» **Provided material**
^^^^^^^^^^^^^^^^
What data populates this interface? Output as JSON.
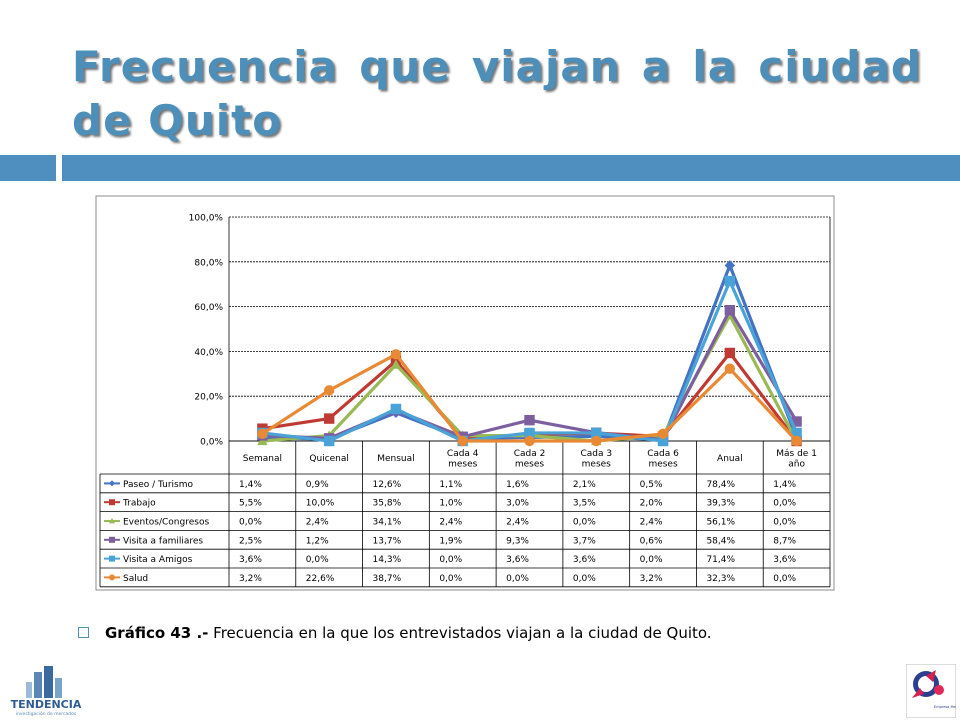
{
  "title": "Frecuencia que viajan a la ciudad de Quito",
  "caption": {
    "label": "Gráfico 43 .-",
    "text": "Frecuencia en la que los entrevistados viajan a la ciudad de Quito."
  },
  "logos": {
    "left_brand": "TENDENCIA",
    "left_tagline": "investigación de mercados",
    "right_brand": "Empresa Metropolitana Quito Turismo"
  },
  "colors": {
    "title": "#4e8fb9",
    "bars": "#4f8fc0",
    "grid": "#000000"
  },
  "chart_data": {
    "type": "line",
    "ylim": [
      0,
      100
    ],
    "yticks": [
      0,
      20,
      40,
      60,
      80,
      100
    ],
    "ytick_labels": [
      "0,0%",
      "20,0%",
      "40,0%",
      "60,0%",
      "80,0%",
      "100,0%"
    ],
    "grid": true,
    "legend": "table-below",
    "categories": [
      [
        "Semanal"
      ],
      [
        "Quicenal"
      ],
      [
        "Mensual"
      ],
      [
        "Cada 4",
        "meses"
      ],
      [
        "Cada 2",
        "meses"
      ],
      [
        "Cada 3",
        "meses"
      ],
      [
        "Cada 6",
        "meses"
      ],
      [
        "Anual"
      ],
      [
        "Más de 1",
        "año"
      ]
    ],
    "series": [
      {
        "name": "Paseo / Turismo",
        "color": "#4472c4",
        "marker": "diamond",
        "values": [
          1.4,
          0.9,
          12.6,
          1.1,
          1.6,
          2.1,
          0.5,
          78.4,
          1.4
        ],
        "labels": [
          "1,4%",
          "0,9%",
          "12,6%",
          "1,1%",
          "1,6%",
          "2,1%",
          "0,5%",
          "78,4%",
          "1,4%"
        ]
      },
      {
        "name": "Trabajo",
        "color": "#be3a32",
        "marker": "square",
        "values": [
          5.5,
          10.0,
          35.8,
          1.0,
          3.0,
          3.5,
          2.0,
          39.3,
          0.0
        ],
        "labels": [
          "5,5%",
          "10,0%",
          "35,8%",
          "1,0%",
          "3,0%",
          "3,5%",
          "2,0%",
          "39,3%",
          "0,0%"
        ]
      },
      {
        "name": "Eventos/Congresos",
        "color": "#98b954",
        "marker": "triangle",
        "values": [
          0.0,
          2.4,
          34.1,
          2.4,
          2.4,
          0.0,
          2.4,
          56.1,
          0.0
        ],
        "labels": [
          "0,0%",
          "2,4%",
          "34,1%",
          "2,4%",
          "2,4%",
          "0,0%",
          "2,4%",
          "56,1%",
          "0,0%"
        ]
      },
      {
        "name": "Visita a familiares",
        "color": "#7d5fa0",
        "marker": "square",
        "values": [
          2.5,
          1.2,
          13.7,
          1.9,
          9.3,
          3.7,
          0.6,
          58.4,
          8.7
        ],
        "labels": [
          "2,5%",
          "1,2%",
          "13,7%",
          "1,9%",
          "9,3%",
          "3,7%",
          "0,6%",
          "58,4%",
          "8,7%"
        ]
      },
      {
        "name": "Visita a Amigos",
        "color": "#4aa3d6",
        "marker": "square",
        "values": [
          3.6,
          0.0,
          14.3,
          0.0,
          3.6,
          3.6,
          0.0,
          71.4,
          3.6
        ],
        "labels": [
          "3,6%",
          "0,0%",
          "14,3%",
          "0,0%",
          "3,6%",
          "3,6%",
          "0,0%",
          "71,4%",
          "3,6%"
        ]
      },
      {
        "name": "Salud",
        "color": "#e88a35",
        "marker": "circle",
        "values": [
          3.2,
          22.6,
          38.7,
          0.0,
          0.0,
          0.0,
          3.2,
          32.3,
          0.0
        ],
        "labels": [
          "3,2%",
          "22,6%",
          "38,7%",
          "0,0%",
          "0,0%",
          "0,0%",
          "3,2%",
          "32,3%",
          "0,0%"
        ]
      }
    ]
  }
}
^^^^^^^^^^^^^^^^
» **To be done**
Return all lines containing the word "title".

» **Finished answer**
  "title": "Frecuencia que viajan a la ciudad de Quito",
    "title": "#4e8fb9",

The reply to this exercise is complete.